Rewrite the listing below as a numbered list, with any blank lines left out.

+++ Data records

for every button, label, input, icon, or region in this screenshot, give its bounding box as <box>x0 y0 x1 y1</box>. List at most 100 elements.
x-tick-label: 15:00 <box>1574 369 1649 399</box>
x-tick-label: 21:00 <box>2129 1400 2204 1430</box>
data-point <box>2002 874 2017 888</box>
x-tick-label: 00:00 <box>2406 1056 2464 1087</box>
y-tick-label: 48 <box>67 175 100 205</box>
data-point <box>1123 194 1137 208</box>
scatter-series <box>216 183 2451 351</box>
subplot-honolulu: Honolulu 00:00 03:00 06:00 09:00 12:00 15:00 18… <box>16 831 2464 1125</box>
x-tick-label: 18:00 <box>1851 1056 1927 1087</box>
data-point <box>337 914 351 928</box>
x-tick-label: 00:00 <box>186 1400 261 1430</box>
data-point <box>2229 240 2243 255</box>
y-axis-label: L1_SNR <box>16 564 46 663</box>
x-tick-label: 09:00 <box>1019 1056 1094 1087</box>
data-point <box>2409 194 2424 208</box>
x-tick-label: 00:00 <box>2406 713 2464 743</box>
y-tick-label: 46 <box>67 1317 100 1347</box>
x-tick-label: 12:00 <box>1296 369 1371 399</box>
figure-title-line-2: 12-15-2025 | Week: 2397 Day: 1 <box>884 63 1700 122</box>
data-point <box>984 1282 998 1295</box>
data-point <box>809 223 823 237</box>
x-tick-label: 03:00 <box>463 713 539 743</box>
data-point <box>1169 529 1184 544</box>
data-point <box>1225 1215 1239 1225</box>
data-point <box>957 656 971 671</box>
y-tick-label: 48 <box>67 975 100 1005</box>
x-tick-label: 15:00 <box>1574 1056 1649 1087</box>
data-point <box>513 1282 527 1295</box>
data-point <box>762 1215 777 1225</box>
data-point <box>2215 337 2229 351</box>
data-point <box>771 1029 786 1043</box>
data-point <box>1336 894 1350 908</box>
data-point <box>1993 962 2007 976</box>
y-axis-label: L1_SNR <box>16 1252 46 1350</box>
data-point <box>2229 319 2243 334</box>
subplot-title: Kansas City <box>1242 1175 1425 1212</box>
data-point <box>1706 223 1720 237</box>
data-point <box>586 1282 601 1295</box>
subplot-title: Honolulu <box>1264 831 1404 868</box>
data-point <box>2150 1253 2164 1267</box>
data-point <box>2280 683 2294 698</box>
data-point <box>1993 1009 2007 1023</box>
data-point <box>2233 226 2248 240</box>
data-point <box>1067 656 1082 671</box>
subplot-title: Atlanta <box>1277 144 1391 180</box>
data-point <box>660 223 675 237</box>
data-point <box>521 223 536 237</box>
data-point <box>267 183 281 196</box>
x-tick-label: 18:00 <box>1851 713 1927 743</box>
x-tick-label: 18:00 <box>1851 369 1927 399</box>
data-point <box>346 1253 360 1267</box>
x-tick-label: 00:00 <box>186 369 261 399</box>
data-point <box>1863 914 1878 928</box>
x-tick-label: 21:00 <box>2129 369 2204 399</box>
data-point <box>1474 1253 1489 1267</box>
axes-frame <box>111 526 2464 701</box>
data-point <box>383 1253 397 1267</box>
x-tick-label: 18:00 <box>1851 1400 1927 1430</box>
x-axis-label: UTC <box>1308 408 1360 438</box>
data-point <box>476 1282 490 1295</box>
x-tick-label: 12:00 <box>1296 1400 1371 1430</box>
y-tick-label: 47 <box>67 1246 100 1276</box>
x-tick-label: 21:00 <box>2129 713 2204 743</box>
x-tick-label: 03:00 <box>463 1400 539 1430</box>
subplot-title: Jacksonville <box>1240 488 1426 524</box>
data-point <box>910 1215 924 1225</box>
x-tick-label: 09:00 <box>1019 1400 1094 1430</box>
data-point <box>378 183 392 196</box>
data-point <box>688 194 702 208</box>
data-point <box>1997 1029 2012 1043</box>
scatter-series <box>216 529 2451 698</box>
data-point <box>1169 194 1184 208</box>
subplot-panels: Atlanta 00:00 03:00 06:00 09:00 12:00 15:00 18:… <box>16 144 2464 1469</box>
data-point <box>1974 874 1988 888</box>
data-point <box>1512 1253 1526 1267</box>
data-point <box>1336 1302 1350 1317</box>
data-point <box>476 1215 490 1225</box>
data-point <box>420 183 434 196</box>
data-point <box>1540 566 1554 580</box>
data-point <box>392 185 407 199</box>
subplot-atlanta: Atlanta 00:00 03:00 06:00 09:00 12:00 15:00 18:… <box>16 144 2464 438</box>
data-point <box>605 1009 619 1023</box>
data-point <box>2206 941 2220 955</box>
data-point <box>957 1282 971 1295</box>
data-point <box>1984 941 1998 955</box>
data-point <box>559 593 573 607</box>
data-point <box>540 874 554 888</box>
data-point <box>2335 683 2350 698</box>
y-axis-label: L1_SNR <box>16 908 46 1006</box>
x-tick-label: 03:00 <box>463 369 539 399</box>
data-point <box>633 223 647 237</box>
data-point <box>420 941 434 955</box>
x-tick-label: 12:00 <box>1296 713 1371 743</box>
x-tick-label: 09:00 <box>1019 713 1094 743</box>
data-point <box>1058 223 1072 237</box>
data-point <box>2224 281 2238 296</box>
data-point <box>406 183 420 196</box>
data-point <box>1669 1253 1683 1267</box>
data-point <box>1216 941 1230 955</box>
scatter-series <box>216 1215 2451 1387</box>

++++++

- [Reply to the exercise]:
1. for every button, label, input, icon, or region in this screenshot, give its bounding box as <box>x0 y0 x1 y1</box>. List at most 100 elements.
2. x-tick-label: 15:00 <box>1574 369 1649 399</box>
3. x-tick-label: 21:00 <box>2129 1400 2204 1430</box>
4. data-point <box>2002 874 2017 888</box>
5. x-tick-label: 00:00 <box>2406 1056 2464 1087</box>
6. y-tick-label: 48 <box>67 175 100 205</box>
7. data-point <box>1123 194 1137 208</box>
8. scatter-series <box>216 183 2451 351</box>
9. subplot-honolulu: Honolulu 00:00 03:00 06:00 09:00 12:00 15:00 18… <box>16 831 2464 1125</box>
10. x-tick-label: 18:00 <box>1851 1056 1927 1087</box>
11. data-point <box>337 914 351 928</box>
12. x-tick-label: 00:00 <box>186 1400 261 1430</box>
13. data-point <box>2229 240 2243 255</box>
14. y-axis-label: L1_SNR <box>16 564 46 663</box>
15. x-tick-label: 09:00 <box>1019 1056 1094 1087</box>
16. data-point <box>2409 194 2424 208</box>
17. x-tick-label: 00:00 <box>2406 713 2464 743</box>
18. y-tick-label: 46 <box>67 1317 100 1347</box>
19. x-tick-label: 12:00 <box>1296 369 1371 399</box>
20. figure-title-line-2: 12-15-2025 | Week: 2397 Day: 1 <box>884 63 1700 122</box>
21. data-point <box>984 1282 998 1295</box>
22. data-point <box>809 223 823 237</box>
23. x-tick-label: 03:00 <box>463 713 539 743</box>
24. data-point <box>1169 529 1184 544</box>
25. data-point <box>1225 1215 1239 1225</box>
26. data-point <box>957 656 971 671</box>
27. y-tick-label: 48 <box>67 975 100 1005</box>
28. x-tick-label: 15:00 <box>1574 1056 1649 1087</box>
29. data-point <box>513 1282 527 1295</box>
30. data-point <box>762 1215 777 1225</box>
31. data-point <box>2215 337 2229 351</box>
32. data-point <box>771 1029 786 1043</box>
33. data-point <box>1336 894 1350 908</box>
34. data-point <box>1993 962 2007 976</box>
35. y-axis-label: L1_SNR <box>16 1252 46 1350</box>
36. data-point <box>2229 319 2243 334</box>
37. subplot-title: Kansas City <box>1242 1175 1425 1212</box>
38. data-point <box>1706 223 1720 237</box>
39. data-point <box>586 1282 601 1295</box>
40. subplot-title: Honolulu <box>1264 831 1404 868</box>
41. data-point <box>2150 1253 2164 1267</box>
42. data-point <box>2280 683 2294 698</box>
43. data-point <box>1993 1009 2007 1023</box>
44. data-point <box>2233 226 2248 240</box>
45. data-point <box>1067 656 1082 671</box>
46. subplot-title: Atlanta <box>1277 144 1391 180</box>
47. data-point <box>660 223 675 237</box>
48. data-point <box>521 223 536 237</box>
49. data-point <box>267 183 281 196</box>
50. x-tick-label: 18:00 <box>1851 713 1927 743</box>
51. x-tick-label: 18:00 <box>1851 369 1927 399</box>
52. data-point <box>346 1253 360 1267</box>
53. x-tick-label: 00:00 <box>186 369 261 399</box>
54. data-point <box>1863 914 1878 928</box>
55. x-tick-label: 21:00 <box>2129 369 2204 399</box>
56. data-point <box>1474 1253 1489 1267</box>
57. axes-frame <box>111 526 2464 701</box>
58. data-point <box>383 1253 397 1267</box>
59. x-tick-label: 18:00 <box>1851 1400 1927 1430</box>
60. x-axis-label: UTC <box>1308 408 1360 438</box>
61. data-point <box>476 1282 490 1295</box>
62. x-tick-label: 12:00 <box>1296 1400 1371 1430</box>
63. y-tick-label: 47 <box>67 1246 100 1276</box>
64. x-tick-label: 21:00 <box>2129 713 2204 743</box>
65. x-tick-label: 03:00 <box>463 1400 539 1430</box>
66. subplot-title: Jacksonville <box>1240 488 1426 524</box>
67. data-point <box>910 1215 924 1225</box>
68. x-tick-label: 09:00 <box>1019 1400 1094 1430</box>
69. data-point <box>378 183 392 196</box>
70. data-point <box>688 194 702 208</box>
71. data-point <box>1997 1029 2012 1043</box>
72. scatter-series <box>216 529 2451 698</box>
73. data-point <box>1169 194 1184 208</box>
74. subplot-panels: Atlanta 00:00 03:00 06:00 09:00 12:00 15:00 18:… <box>16 144 2464 1469</box>
75. data-point <box>1974 874 1988 888</box>
76. data-point <box>1512 1253 1526 1267</box>
77. data-point <box>1336 1302 1350 1317</box>
78. data-point <box>476 1215 490 1225</box>
79. data-point <box>420 183 434 196</box>
80. data-point <box>1540 566 1554 580</box>
81. data-point <box>392 185 407 199</box>
82. subplot-atlanta: Atlanta 00:00 03:00 06:00 09:00 12:00 15:00 18:… <box>16 144 2464 438</box>
83. data-point <box>605 1009 619 1023</box>
84. data-point <box>2206 941 2220 955</box>
85. data-point <box>957 1282 971 1295</box>
86. data-point <box>1984 941 1998 955</box>
87. data-point <box>559 593 573 607</box>
88. data-point <box>540 874 554 888</box>
89. data-point <box>2335 683 2350 698</box>
90. y-axis-label: L1_SNR <box>16 908 46 1006</box>
91. x-tick-label: 03:00 <box>463 369 539 399</box>
92. data-point <box>633 223 647 237</box>
93. data-point <box>420 941 434 955</box>
94. x-tick-label: 12:00 <box>1296 713 1371 743</box>
95. x-tick-label: 09:00 <box>1019 713 1094 743</box>
96. data-point <box>1058 223 1072 237</box>
97. data-point <box>2224 281 2238 296</box>
98. data-point <box>406 183 420 196</box>
99. data-point <box>1669 1253 1683 1267</box>
100. data-point <box>1216 941 1230 955</box>
101. scatter-series <box>216 1215 2451 1387</box>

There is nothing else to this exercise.